━━━━━ Material for the task

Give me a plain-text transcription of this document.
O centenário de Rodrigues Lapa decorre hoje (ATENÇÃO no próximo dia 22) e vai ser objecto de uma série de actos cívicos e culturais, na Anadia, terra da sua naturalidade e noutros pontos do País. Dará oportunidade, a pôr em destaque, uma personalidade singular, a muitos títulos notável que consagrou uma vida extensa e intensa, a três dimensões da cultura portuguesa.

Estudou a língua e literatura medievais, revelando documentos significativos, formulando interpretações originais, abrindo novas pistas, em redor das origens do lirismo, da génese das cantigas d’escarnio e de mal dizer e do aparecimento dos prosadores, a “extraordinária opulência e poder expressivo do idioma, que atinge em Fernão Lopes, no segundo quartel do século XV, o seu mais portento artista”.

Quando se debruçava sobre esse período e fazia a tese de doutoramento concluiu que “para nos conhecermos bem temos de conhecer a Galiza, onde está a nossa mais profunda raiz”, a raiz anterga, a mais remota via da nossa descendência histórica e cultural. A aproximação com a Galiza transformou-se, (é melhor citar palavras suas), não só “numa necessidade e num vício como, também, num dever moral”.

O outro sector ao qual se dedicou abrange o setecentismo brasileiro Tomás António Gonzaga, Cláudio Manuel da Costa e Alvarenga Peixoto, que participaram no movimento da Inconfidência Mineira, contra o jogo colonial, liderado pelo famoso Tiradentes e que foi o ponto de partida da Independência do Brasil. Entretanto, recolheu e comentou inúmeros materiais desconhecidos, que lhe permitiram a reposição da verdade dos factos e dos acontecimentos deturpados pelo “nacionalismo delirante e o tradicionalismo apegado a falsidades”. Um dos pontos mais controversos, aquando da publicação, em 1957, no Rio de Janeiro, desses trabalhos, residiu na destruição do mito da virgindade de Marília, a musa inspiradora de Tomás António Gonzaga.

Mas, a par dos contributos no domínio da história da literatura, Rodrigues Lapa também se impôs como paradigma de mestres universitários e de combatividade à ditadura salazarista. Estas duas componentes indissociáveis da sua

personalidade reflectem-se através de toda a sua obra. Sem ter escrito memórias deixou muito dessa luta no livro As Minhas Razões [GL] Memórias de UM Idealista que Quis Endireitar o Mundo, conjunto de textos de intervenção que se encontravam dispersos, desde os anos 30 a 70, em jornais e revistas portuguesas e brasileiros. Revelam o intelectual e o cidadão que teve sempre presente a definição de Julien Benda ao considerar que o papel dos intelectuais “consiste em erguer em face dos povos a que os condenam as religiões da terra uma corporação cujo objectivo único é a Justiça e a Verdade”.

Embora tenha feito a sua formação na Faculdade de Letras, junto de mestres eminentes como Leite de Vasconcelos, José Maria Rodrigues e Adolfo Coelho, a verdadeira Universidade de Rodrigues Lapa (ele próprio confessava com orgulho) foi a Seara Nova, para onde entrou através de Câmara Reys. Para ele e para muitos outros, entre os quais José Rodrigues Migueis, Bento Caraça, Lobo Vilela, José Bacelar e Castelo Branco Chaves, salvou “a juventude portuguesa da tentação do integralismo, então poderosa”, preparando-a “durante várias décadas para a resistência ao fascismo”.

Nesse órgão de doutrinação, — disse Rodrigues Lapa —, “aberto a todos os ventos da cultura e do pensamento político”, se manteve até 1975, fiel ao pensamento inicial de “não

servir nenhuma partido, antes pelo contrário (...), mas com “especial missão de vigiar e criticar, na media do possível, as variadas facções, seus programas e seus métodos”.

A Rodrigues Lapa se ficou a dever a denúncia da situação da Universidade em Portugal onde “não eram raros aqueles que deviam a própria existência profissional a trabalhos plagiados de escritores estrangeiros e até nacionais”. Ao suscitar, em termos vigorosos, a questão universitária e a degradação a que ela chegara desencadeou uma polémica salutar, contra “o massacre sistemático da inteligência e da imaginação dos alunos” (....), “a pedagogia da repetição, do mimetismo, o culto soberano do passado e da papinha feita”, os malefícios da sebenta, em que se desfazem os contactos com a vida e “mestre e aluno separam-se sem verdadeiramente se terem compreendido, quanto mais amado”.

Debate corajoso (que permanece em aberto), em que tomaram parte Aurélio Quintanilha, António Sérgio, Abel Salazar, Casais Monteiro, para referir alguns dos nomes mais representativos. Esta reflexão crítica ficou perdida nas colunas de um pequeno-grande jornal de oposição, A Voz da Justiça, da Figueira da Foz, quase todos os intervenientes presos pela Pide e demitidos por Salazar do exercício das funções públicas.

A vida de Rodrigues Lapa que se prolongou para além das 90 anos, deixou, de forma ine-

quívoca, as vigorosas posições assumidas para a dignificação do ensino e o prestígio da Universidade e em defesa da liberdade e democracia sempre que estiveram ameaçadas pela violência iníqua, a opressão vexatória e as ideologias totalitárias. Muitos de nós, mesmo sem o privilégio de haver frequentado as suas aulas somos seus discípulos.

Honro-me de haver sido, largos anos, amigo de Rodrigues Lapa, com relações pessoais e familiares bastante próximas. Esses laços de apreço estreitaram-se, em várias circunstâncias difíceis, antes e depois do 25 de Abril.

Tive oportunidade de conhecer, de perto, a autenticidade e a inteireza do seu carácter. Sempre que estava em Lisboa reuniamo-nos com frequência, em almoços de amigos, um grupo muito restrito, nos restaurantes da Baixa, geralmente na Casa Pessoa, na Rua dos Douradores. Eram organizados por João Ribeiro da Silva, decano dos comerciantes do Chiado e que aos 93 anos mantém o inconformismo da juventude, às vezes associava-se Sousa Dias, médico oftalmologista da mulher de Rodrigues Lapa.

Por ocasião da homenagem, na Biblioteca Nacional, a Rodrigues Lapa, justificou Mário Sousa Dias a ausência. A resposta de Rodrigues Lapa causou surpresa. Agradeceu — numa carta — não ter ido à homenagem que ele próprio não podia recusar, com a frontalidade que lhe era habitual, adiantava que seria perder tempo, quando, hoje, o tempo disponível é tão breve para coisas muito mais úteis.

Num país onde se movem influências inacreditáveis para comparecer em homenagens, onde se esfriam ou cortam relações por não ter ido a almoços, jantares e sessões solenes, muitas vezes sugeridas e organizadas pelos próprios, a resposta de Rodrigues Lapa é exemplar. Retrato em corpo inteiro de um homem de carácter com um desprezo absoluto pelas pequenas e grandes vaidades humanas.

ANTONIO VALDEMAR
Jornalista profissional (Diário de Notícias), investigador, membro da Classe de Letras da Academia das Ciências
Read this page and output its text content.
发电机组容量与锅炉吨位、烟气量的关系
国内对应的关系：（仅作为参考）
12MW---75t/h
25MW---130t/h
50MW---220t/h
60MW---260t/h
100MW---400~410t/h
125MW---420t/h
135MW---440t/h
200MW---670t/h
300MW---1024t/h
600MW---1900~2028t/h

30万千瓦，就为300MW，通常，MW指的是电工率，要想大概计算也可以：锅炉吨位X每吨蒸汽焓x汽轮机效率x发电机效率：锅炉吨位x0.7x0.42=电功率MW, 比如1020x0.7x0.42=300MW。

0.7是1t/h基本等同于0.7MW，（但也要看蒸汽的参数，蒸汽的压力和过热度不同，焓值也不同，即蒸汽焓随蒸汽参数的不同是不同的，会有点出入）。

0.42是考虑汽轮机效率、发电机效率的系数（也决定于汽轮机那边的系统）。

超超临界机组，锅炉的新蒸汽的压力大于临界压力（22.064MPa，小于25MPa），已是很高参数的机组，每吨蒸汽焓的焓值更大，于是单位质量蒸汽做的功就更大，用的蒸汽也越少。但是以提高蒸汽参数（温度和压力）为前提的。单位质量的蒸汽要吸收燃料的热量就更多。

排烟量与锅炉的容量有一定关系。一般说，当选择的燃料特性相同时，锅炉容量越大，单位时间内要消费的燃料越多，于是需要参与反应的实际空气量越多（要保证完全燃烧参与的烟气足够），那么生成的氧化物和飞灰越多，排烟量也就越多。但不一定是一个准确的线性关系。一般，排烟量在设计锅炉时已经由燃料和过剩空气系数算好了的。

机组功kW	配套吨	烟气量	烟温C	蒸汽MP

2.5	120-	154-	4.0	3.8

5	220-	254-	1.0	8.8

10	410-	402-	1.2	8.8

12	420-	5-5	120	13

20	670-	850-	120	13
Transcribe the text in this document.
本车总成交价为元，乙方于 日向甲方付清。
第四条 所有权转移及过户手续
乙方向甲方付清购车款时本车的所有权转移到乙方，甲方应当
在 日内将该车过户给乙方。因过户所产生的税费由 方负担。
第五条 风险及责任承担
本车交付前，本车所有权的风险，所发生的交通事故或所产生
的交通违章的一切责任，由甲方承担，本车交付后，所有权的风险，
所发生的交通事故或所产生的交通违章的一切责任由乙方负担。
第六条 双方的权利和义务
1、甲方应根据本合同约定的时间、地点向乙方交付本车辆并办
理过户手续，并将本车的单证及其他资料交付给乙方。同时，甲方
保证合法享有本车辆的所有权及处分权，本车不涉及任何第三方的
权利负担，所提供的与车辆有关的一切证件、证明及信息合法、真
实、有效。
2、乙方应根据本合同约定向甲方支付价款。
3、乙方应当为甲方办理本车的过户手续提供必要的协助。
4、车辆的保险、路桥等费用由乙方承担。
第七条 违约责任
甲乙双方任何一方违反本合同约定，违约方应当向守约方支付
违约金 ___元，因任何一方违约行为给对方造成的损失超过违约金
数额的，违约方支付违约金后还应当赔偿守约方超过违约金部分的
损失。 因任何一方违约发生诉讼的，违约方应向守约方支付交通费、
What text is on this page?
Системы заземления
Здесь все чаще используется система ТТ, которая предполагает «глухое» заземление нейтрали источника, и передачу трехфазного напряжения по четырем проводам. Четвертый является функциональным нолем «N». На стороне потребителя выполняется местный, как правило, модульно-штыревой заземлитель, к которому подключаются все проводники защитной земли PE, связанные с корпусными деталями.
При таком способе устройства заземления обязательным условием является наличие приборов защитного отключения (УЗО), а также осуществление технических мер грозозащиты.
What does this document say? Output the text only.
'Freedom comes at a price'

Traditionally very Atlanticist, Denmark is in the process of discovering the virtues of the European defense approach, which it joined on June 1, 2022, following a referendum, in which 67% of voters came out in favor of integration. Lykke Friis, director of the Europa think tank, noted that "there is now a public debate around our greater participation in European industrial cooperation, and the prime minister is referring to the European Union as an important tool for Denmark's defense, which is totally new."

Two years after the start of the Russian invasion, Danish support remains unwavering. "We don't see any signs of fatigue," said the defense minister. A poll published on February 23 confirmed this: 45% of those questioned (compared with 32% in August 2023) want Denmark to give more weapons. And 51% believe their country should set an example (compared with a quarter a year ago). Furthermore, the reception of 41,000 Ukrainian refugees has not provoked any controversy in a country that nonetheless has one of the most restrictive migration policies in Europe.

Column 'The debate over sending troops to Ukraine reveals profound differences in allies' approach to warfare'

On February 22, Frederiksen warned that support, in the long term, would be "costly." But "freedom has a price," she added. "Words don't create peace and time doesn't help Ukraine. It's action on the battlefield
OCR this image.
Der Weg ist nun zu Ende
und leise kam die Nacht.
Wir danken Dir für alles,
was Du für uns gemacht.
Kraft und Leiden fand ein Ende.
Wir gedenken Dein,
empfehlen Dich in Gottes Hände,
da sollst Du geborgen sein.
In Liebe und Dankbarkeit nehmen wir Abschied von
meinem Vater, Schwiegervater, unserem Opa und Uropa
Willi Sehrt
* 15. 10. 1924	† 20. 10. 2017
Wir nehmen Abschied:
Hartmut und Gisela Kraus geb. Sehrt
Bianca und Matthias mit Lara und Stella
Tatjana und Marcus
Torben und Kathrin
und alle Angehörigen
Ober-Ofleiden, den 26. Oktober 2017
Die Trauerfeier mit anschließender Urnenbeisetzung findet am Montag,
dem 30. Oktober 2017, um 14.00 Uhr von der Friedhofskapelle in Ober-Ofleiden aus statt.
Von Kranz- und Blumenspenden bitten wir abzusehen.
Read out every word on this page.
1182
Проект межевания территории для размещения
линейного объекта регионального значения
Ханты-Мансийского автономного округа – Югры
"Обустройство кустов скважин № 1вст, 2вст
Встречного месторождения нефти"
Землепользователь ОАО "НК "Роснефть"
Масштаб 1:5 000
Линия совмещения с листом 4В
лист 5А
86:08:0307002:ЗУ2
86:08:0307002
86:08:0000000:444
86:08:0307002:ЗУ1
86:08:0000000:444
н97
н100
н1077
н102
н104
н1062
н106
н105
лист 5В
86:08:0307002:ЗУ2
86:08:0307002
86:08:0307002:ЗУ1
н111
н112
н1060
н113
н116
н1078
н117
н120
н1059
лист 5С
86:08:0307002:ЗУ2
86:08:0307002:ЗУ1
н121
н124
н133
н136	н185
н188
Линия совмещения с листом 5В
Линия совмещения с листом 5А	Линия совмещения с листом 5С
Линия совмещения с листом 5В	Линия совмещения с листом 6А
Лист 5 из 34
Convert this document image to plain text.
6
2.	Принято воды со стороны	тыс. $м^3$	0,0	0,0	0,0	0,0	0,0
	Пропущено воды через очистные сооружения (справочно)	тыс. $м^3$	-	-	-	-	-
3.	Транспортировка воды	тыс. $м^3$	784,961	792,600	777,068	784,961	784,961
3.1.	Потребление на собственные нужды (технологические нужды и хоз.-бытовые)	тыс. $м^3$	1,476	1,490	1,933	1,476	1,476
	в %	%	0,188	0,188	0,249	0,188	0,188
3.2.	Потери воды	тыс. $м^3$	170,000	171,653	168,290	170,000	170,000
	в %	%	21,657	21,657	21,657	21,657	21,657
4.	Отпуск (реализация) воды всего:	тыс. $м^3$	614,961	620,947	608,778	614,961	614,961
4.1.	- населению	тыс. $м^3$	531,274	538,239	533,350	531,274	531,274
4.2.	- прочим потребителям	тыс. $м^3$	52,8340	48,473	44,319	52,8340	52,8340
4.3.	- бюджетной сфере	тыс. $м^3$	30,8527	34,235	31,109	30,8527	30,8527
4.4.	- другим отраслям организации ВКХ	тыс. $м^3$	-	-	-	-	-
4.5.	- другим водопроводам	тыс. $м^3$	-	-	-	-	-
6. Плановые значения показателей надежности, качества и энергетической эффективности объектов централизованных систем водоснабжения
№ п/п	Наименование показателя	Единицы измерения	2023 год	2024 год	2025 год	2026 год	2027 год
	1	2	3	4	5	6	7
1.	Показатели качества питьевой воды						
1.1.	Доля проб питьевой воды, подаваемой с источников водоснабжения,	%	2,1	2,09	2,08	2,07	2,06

━━━━━━━━━━

## Do this:
Extract every line containing the string "suas" from the material.

## In response:
Quando se debruçava sobre esse período e fazia a tese de doutoramento concluiu que “para nos conhecermos bem temos de conhecer a Galiza, onde está a nossa mais profunda raiz”, a raiz anterga, a mais remota via da nossa descendência histórica e cultural. A aproximação com a Galiza transformou-se, (é melhor citar palavras suas), não só “numa necessidade e num vício como, também, num dever moral”.
quívoca, as vigorosas posições assumidas para a dignificação do ensino e o prestígio da Universidade e em defesa da liberdade e democracia sempre que estiveram ameaçadas pela violência iníqua, a opressão vexatória e as ideologias totalitárias. Muitos de nós, mesmo sem o privilégio de haver frequentado as suas aulas somos seus discípulos.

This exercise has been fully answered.